Exercise inputs:
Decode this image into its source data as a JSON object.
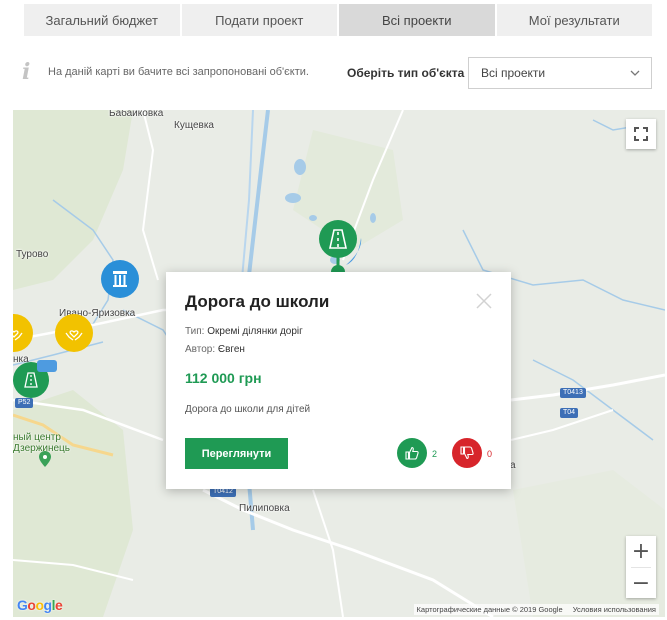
{
  "tabs": [
    {
      "label": "Загальний бюджет",
      "active": false
    },
    {
      "label": "Подати проект",
      "active": false
    },
    {
      "label": "Всі проекти",
      "active": true
    },
    {
      "label": "Мої результати",
      "active": false
    }
  ],
  "info": {
    "icon": "info-icon",
    "text": "На даній карті ви бачите всі запропоновані об'єкти."
  },
  "filter": {
    "label": "Оберіть тип об'єкта",
    "selected": "Всі проекти"
  },
  "map": {
    "places": {
      "babaykovka": "Бабайковка",
      "kushchevka": "Кущевка",
      "turovo": "Турово",
      "ivano_yaryzovka": "Ивано-Яризовка",
      "nka": "нка",
      "center": "ный центр",
      "dzerzhynets": "Дзержинець",
      "pylypivka": "Пилиповка",
      "a": "а"
    },
    "roads": {
      "p52": "P52",
      "t0412": "T0412",
      "t0413": "T0413",
      "t04": "T04"
    },
    "attribution": "Картографические данные © 2019 Google",
    "terms": "Условия использования",
    "google": "Google",
    "zoom_in": "+",
    "zoom_out": "−"
  },
  "popup": {
    "title": "Дорога до школи",
    "type_label": "Тип:",
    "type_value": "Окремі ділянки доріг",
    "author_label": "Автор:",
    "author_value": "Євген",
    "price": "112 000 грн",
    "description": "Дорога до школи для дітей",
    "button": "Переглянути",
    "likes": "2",
    "dislikes": "0"
  },
  "colors": {
    "accent_green": "#1f9a54",
    "dislike_red": "#d7252b",
    "marker_blue": "#2a8fd8",
    "marker_yellow": "#f2c200"
  }
}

Directive: Return every line of the records exactly as given, pictures excluded.

Written solution:
Decode this image into its source data as a JSON object.
{
  "tabs": [
    {
      "label": "Загальний бюджет",
      "active": false
    },
    {
      "label": "Подати проект",
      "active": false
    },
    {
      "label": "Всі проекти",
      "active": true
    },
    {
      "label": "Мої результати",
      "active": false
    }
  ],
  "info": {
    "icon": "info-icon",
    "text": "На даній карті ви бачите всі запропоновані об'єкти."
  },
  "filter": {
    "label": "Оберіть тип об'єкта",
    "selected": "Всі проекти"
  },
  "map": {
    "places": {
      "babaykovka": "Бабайковка",
      "kushchevka": "Кущевка",
      "turovo": "Турово",
      "ivano_yaryzovka": "Ивано-Яризовка",
      "nka": "нка",
      "center": "ный центр",
      "dzerzhynets": "Дзержинець",
      "pylypivka": "Пилиповка",
      "a": "а"
    },
    "roads": {
      "p52": "P52",
      "t0412": "T0412",
      "t0413": "T0413",
      "t04": "T04"
    },
    "attribution": "Картографические данные © 2019 Google",
    "terms": "Условия использования",
    "google": "Google",
    "zoom_in": "+",
    "zoom_out": "−"
  },
  "popup": {
    "title": "Дорога до школи",
    "type_label": "Тип:",
    "type_value": "Окремі ділянки доріг",
    "author_label": "Автор:",
    "author_value": "Євген",
    "price": "112 000 грн",
    "description": "Дорога до школи для дітей",
    "button": "Переглянути",
    "likes": "2",
    "dislikes": "0"
  },
  "colors": {
    "accent_green": "#1f9a54",
    "dislike_red": "#d7252b",
    "marker_blue": "#2a8fd8",
    "marker_yellow": "#f2c200"
  }
}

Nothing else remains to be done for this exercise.